*What is required*. Where a line below holds the string "Aurlia", copy that line.

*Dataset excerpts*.
[start]
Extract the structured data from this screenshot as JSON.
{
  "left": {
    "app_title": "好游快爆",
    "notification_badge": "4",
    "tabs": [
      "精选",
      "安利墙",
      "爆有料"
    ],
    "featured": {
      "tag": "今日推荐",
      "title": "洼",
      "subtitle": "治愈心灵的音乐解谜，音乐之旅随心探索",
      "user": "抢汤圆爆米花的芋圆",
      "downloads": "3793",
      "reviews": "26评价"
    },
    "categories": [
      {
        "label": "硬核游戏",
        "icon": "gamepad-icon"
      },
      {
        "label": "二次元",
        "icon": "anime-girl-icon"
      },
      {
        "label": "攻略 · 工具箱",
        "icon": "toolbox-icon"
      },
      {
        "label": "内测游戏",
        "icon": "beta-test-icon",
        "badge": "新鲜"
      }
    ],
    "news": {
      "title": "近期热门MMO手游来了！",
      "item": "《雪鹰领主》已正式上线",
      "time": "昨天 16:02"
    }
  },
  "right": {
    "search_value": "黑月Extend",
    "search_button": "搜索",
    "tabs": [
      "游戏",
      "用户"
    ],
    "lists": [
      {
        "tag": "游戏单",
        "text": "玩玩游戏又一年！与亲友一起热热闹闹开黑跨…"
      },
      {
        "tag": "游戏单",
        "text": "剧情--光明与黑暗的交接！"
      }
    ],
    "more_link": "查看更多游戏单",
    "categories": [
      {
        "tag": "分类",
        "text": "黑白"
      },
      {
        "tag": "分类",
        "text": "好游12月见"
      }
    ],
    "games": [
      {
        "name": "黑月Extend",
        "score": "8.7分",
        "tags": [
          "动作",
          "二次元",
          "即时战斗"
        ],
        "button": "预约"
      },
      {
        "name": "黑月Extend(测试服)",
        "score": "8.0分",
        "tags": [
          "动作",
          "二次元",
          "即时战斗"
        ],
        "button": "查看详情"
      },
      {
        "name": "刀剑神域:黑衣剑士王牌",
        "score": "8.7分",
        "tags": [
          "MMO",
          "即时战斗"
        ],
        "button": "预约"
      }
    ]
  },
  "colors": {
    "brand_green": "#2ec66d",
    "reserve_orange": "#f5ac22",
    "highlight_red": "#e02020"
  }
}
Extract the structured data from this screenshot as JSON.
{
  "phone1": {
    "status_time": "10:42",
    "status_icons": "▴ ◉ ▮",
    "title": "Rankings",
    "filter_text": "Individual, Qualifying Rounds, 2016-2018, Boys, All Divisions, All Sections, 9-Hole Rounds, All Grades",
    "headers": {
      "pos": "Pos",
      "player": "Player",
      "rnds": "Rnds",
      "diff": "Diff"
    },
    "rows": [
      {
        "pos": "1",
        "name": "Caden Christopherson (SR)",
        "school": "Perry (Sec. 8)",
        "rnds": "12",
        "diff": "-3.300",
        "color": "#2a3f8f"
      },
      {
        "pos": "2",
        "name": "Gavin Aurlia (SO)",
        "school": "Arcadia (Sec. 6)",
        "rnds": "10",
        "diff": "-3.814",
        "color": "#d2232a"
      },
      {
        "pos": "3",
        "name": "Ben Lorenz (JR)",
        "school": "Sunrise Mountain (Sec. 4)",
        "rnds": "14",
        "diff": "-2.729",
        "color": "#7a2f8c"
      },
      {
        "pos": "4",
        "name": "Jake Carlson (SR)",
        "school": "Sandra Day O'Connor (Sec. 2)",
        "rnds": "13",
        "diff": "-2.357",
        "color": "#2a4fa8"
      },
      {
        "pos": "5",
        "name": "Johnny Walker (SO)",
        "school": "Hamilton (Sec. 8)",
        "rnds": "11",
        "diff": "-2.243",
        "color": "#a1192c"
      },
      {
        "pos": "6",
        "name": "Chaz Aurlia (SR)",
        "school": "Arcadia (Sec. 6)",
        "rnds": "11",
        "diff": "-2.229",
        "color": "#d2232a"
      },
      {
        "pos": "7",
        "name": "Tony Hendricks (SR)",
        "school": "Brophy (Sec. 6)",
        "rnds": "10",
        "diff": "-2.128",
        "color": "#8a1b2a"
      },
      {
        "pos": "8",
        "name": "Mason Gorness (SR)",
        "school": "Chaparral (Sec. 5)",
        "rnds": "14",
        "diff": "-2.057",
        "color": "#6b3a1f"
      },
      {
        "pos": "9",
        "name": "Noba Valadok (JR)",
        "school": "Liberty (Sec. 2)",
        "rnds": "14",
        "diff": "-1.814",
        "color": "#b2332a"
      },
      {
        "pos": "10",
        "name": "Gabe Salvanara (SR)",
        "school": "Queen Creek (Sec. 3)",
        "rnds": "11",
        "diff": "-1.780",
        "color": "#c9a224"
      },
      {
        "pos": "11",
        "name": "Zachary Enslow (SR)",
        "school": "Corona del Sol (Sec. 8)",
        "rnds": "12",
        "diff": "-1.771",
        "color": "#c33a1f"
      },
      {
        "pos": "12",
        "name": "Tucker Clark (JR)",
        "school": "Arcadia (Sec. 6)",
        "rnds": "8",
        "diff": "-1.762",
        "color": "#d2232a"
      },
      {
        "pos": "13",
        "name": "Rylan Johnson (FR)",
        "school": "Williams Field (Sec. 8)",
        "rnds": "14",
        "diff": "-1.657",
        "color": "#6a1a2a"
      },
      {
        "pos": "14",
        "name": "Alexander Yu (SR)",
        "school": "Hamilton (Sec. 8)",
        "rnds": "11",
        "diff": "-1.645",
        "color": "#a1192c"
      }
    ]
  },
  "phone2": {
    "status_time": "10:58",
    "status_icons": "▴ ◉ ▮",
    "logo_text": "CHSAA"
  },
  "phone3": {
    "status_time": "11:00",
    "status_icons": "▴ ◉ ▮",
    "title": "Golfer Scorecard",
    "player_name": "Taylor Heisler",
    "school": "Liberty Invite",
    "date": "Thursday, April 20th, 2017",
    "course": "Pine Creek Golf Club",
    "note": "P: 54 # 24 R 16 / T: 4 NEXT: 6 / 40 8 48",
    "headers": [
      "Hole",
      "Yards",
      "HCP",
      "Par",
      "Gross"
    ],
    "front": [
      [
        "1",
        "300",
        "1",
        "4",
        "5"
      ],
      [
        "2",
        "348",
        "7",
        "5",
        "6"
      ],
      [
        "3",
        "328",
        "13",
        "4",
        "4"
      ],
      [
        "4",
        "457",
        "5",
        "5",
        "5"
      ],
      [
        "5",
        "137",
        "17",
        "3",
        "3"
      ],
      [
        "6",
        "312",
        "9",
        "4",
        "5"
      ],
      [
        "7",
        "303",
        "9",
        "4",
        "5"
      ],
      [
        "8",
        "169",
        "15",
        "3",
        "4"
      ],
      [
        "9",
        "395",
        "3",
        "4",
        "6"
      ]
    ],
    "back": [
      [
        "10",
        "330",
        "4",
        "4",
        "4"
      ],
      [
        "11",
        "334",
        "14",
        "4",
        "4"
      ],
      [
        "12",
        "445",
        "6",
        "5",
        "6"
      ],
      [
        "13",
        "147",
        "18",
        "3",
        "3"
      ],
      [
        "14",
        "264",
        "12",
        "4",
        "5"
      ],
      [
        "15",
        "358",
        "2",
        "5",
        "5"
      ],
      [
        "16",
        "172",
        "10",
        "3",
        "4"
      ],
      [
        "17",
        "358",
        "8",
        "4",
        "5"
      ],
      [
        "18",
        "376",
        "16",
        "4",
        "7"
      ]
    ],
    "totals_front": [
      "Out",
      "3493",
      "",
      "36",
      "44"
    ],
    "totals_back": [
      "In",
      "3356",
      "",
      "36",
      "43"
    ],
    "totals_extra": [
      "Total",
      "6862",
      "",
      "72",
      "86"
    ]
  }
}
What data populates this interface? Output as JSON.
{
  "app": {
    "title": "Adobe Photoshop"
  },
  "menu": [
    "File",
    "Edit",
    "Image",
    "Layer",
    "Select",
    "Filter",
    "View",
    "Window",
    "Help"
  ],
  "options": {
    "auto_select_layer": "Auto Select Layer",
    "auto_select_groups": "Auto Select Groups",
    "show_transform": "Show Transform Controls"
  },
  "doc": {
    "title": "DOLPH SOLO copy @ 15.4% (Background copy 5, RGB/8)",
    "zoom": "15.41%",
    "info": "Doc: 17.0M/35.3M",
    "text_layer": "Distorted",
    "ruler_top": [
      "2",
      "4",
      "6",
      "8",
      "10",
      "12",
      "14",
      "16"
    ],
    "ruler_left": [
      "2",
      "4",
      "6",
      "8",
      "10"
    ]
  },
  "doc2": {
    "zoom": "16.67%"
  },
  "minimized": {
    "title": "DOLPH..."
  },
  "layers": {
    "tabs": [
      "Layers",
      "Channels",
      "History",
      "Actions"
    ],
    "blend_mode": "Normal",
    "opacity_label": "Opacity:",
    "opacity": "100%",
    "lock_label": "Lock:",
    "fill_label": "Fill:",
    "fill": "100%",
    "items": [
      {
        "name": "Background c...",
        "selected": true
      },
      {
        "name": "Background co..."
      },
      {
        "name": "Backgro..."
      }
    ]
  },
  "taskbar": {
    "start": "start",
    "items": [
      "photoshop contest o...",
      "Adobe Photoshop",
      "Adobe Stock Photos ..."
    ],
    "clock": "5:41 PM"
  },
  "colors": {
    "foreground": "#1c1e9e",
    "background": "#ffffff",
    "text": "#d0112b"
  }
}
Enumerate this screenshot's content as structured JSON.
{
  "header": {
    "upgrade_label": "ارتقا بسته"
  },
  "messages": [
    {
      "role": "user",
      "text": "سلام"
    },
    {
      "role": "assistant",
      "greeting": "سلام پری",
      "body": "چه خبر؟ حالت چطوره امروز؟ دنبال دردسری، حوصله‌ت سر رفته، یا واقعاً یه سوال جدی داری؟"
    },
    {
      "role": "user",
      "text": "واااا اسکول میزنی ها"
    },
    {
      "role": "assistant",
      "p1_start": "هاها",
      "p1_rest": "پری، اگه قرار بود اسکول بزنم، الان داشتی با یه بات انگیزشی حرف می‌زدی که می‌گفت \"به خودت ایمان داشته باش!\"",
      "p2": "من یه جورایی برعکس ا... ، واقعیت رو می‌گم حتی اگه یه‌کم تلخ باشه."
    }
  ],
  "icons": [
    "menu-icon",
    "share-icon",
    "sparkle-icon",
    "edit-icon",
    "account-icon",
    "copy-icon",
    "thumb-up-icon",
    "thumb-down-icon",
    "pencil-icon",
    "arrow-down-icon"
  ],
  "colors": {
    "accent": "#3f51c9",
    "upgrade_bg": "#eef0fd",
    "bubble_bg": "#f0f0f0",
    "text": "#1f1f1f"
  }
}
[end]
*Completed task*.
        "name": "Gavin Aurlia (SO)",
        "name": "Chaz Aurlia (SR)",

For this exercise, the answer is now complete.